* **Objective**: In the records below, count every line containing "discount". Reply with the number only.

* **Collected data**:
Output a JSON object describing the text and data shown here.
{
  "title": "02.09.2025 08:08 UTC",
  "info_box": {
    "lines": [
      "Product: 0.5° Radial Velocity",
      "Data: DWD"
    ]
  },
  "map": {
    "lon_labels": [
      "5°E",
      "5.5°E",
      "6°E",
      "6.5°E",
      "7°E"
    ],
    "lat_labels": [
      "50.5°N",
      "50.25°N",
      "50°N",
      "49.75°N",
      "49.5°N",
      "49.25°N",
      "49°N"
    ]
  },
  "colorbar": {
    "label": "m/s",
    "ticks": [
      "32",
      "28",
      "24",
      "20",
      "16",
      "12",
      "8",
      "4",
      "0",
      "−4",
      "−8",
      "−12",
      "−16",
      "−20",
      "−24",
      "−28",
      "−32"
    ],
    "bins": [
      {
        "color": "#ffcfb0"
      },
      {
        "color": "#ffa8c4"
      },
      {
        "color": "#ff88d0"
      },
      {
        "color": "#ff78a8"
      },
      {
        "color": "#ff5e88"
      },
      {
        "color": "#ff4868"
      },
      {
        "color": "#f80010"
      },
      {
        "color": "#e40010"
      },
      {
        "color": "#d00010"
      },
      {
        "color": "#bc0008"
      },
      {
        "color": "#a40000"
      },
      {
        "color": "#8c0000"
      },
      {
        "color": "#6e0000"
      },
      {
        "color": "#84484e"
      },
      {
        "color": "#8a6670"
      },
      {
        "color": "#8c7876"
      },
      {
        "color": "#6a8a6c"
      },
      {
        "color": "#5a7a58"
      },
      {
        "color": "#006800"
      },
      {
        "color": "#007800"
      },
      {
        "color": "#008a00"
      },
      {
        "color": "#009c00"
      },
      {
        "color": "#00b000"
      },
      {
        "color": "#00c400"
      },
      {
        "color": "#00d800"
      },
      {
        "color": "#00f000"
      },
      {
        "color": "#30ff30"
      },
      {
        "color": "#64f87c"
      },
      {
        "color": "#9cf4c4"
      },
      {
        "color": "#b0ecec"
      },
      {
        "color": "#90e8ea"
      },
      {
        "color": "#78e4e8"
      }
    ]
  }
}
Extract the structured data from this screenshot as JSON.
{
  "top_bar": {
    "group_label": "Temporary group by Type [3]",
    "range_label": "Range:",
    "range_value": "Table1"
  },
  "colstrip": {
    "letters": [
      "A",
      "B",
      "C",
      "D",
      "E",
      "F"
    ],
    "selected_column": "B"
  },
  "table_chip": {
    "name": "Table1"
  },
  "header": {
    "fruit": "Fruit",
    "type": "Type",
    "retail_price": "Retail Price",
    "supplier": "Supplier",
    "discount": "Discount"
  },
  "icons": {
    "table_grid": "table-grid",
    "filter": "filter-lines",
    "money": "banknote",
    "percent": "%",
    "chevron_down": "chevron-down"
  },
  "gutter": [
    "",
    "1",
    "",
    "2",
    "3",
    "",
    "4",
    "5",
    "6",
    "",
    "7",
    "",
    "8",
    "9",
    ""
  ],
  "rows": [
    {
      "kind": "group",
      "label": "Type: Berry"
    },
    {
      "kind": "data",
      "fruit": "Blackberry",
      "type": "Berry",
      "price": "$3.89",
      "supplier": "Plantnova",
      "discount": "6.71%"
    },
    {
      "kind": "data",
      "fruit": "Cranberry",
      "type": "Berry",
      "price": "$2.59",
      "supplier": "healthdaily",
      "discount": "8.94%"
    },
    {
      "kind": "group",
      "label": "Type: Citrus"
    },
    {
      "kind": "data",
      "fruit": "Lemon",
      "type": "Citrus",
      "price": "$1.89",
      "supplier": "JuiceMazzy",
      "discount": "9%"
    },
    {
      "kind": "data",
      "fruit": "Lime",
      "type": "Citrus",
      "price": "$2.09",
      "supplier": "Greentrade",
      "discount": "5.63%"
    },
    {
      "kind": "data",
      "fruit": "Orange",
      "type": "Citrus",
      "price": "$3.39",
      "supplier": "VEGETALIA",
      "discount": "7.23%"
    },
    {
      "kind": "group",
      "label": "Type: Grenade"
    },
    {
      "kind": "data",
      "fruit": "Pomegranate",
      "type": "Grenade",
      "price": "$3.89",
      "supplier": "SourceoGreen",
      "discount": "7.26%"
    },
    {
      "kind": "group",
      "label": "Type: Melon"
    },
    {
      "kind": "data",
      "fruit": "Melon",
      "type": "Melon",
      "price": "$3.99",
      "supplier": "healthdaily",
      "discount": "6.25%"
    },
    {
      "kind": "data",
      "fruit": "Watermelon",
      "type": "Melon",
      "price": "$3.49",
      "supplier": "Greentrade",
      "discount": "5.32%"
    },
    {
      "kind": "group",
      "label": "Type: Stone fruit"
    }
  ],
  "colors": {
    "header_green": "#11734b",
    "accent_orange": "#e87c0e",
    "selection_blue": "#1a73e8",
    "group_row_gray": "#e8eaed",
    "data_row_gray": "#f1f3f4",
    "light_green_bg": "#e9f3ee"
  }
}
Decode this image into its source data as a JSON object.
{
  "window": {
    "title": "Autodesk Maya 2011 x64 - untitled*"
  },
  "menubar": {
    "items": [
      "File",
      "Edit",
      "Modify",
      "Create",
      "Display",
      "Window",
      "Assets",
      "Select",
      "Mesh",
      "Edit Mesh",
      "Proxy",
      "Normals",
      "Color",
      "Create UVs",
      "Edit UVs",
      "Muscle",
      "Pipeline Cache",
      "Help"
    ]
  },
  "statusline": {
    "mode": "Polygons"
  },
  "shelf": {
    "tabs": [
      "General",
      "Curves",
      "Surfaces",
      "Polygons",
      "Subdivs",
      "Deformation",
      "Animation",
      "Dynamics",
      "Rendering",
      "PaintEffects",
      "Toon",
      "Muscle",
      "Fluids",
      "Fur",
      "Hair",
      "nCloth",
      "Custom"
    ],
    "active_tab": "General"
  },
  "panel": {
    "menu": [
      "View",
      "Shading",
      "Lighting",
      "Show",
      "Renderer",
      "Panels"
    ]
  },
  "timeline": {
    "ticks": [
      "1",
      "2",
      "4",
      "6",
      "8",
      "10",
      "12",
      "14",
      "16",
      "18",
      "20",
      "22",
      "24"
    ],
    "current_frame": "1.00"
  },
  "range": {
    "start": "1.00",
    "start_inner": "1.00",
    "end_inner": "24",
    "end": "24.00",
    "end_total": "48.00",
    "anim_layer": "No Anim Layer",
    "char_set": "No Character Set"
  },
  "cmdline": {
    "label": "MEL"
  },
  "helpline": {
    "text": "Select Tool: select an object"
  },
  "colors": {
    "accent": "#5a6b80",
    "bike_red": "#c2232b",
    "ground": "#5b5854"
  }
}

* **Solution to the problem**: 9